Records from a data collection:
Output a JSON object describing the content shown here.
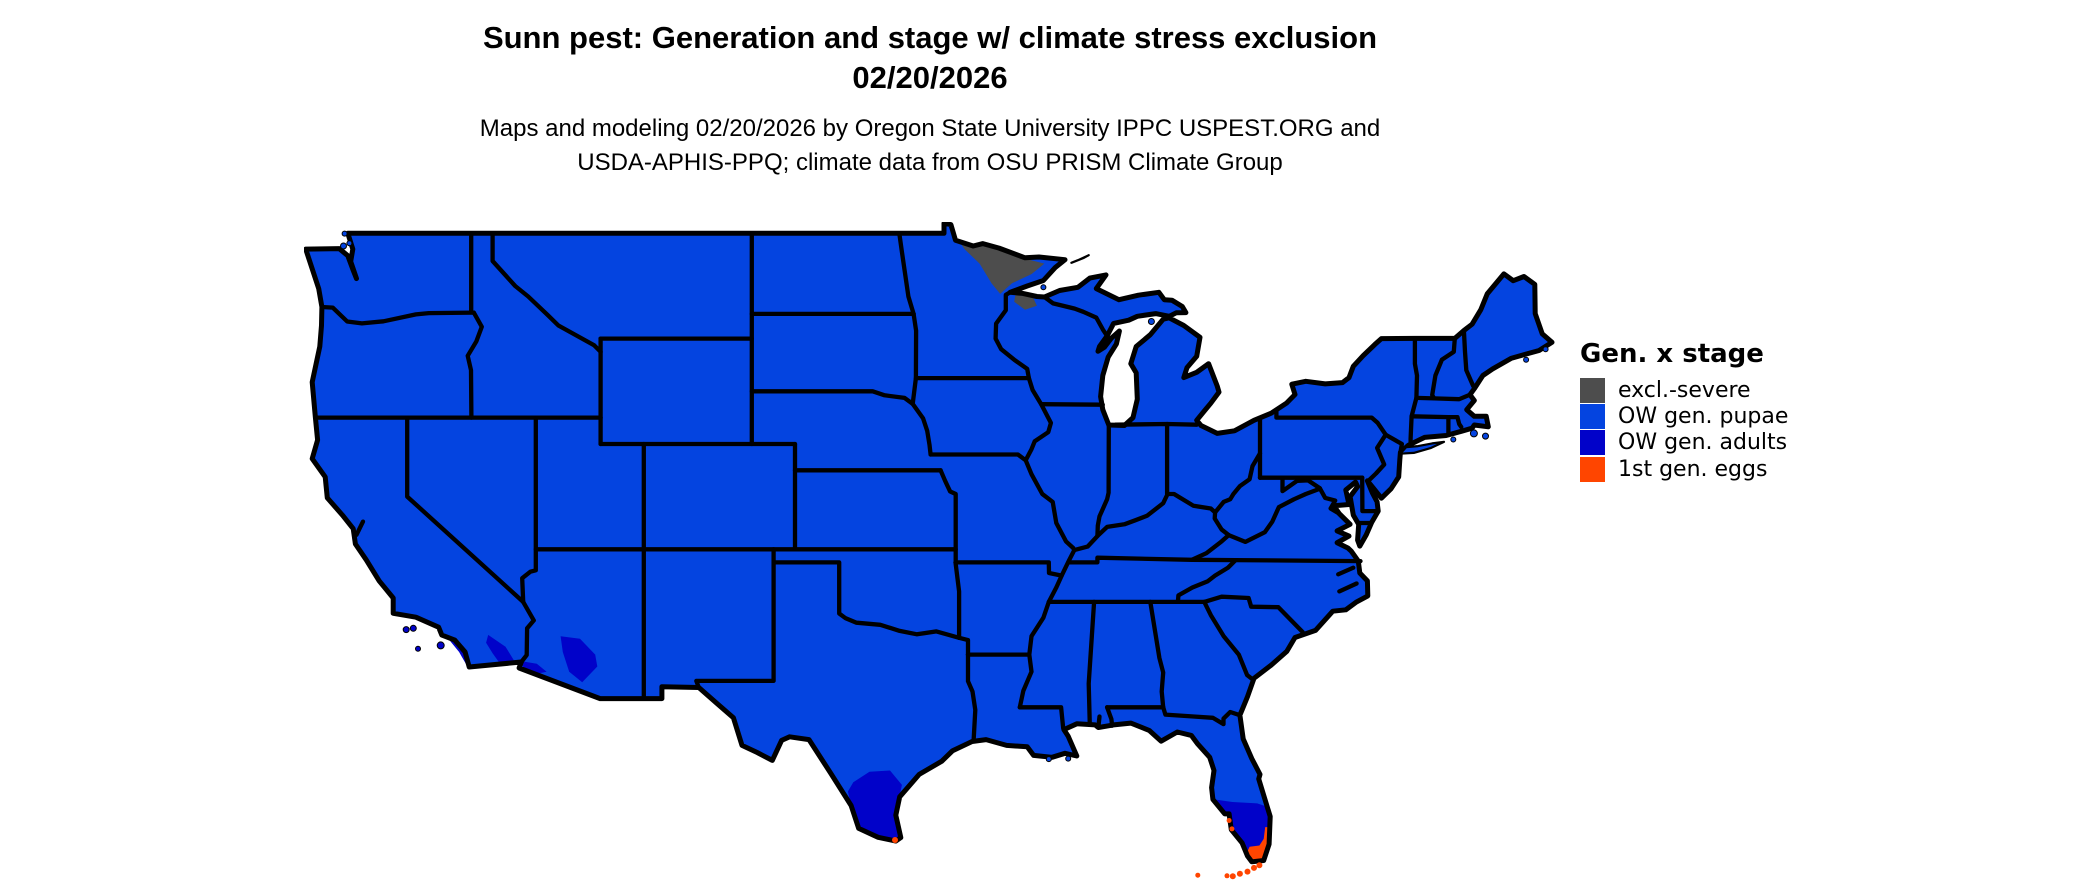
{
  "title": {
    "line1": "Sunn pest: Generation and stage w/ climate stress exclusion",
    "line2": "02/20/2026"
  },
  "subtitle": {
    "line1": "Maps and modeling 02/20/2026 by Oregon State University IPPC USPEST.ORG and",
    "line2": "USDA-APHIS-PPQ; climate data from OSU PRISM Climate Group"
  },
  "legend": {
    "title": "Gen. x stage",
    "items": [
      {
        "key": "severe",
        "label": "excl.-severe",
        "color": "#4D4D4D"
      },
      {
        "key": "pupae",
        "label": "OW gen. pupae",
        "color": "#0444E0"
      },
      {
        "key": "adults",
        "label": "OW gen. adults",
        "color": "#0102C9"
      },
      {
        "key": "eggs",
        "label": "1st gen. eggs",
        "color": "#FF4500"
      }
    ]
  },
  "map": {
    "type": "categorical choropleth (gridded pest phenology map, contiguous United States)",
    "border_color": "#000000",
    "background_color": "#FFFFFF",
    "dominant_category": "OW gen. pupae",
    "regions": [
      {
        "area": "Most of the contiguous United States",
        "category": "OW gen. pupae"
      },
      {
        "area": "Northeastern Minnesota (Arrowhead) and far northern Wisconsin",
        "category": "excl.-severe"
      },
      {
        "area": "Southern Texas (Rio Grande Valley and coastal bend)",
        "category": "OW gen. adults"
      },
      {
        "area": "Southern Florida peninsula",
        "category": "OW gen. adults"
      },
      {
        "area": "Far southern Florida tip, southwest coast and Florida Keys",
        "category": "1st gen. eggs"
      },
      {
        "area": "Brownsville area at the southern tip of Texas",
        "category": "1st gen. eggs"
      },
      {
        "area": "Southwestern Arizona low deserts (Yuma to Phoenix-Tucson)",
        "category": "OW gen. adults"
      },
      {
        "area": "Southern California low deserts and southern coastal strip",
        "category": "OW gen. adults"
      }
    ]
  }
}
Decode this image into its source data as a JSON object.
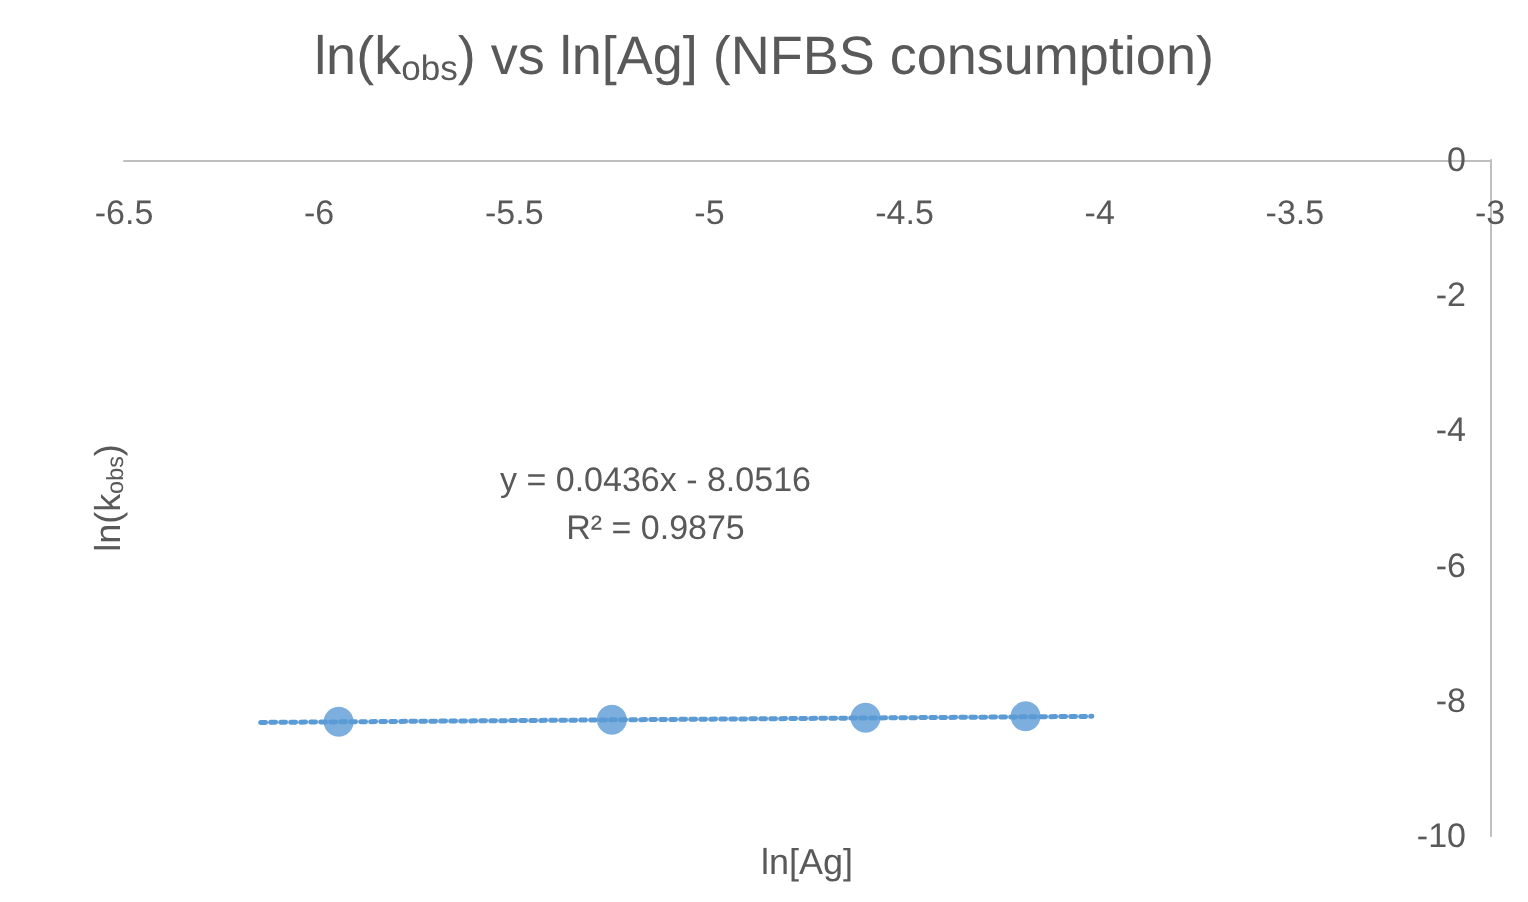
{
  "chart_data": {
    "type": "scatter",
    "title": "ln(k$_{obs}$) vs ln[Ag] (NFBS consumption)",
    "xlabel": "ln[Ag]",
    "ylabel": "ln(k$_{obs}$)",
    "x": [
      -5.95,
      -5.25,
      -4.6,
      -4.19
    ],
    "series": [
      {
        "color": "#5b9bd5",
        "marker": "circle",
        "values": [
          -8.31,
          -8.28,
          -8.25,
          -8.23
        ]
      },
      {
        "type": "line",
        "color": "#5b9bd5",
        "marker": "none",
        "line_style": "dotted",
        "x": [
          -6.15,
          -4.02
        ],
        "values": [
          -8.32,
          -8.23
        ]
      }
    ],
    "xlim": [
      -6.5,
      -3
    ],
    "xticks": [
      -6.5,
      -6,
      -5.5,
      -5,
      -4.5,
      -4,
      -3.5,
      -3
    ],
    "ylim": [
      -10,
      0
    ],
    "yticks": [
      -10,
      -8,
      -6,
      -4,
      -2,
      0
    ],
    "grid": false,
    "annotations": [
      "y = 0.0436x - 8.0516\nR² = 0.9875"
    ]
  }
}
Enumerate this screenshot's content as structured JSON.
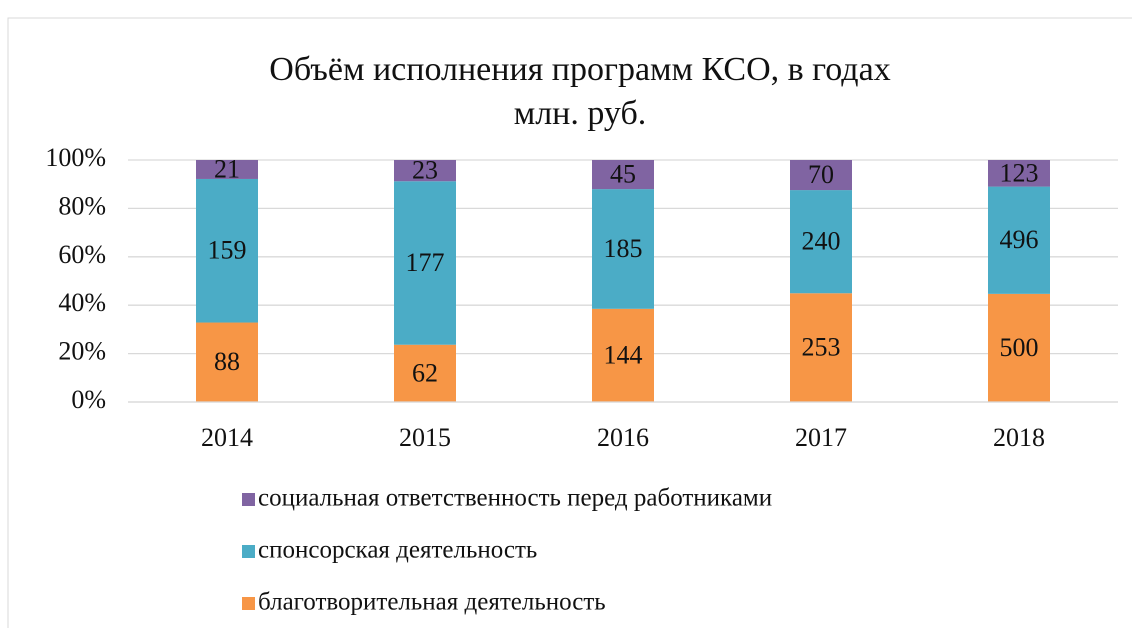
{
  "chart_data": {
    "type": "bar",
    "stacking": "percent",
    "title": "Объём исполнения программ КСО, в годах",
    "subtitle": "млн. руб.",
    "categories": [
      "2014",
      "2015",
      "2016",
      "2017",
      "2018"
    ],
    "series": [
      {
        "name": "благотворительная деятельность",
        "color": "#f79646",
        "values": [
          88,
          62,
          144,
          253,
          500
        ]
      },
      {
        "name": "спонсорская деятельность",
        "color": "#4bacc6",
        "values": [
          159,
          177,
          185,
          240,
          496
        ]
      },
      {
        "name": "социальная ответственность перед работниками",
        "color": "#8064a2",
        "values": [
          21,
          23,
          45,
          70,
          123
        ]
      }
    ],
    "ylim": [
      0,
      100
    ],
    "yticks": [
      {
        "value": 0,
        "label": "0%"
      },
      {
        "value": 20,
        "label": "20%"
      },
      {
        "value": 40,
        "label": "40%"
      },
      {
        "value": 60,
        "label": "60%"
      },
      {
        "value": 80,
        "label": "80%"
      },
      {
        "value": 100,
        "label": "100%"
      }
    ],
    "grid": true,
    "legend": "bottom"
  }
}
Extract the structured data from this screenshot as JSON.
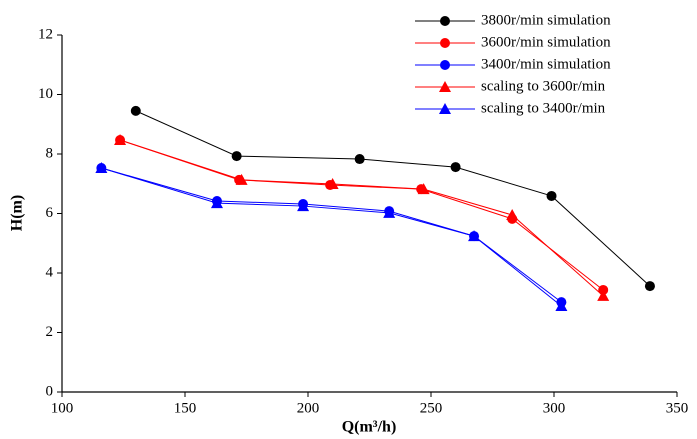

*WHAT THE TASK REQUIRES*. Copy exactly the lines from the one containing "Enumerate this screenshot's" through the final line of the records above, both included, and leave out any pictures.

*RESULT OF THIS EXERCISE*.
Enumerate this screenshot's content as structured JSON.
{
  "chart_data": {
    "type": "bar",
    "stacking": "percent",
    "title": "Объём исполнения программ КСО, в годах",
    "subtitle": "млн. руб.",
    "categories": [
      "2014",
      "2015",
      "2016",
      "2017",
      "2018"
    ],
    "series": [
      {
        "name": "благотворительная деятельность",
        "color": "#f79646",
        "values": [
          88,
          62,
          144,
          253,
          500
        ]
      },
      {
        "name": "спонсорская деятельность",
        "color": "#4bacc6",
        "values": [
          159,
          177,
          185,
          240,
          496
        ]
      },
      {
        "name": "социальная ответственность перед работниками",
        "color": "#8064a2",
        "values": [
          21,
          23,
          45,
          70,
          123
        ]
      }
    ],
    "ylim": [
      0,
      100
    ],
    "yticks": [
      {
        "value": 0,
        "label": "0%"
      },
      {
        "value": 20,
        "label": "20%"
      },
      {
        "value": 40,
        "label": "40%"
      },
      {
        "value": 60,
        "label": "60%"
      },
      {
        "value": 80,
        "label": "80%"
      },
      {
        "value": 100,
        "label": "100%"
      }
    ],
    "grid": true,
    "legend": "bottom"
  }
}
Extract the structured data from this screenshot as JSON.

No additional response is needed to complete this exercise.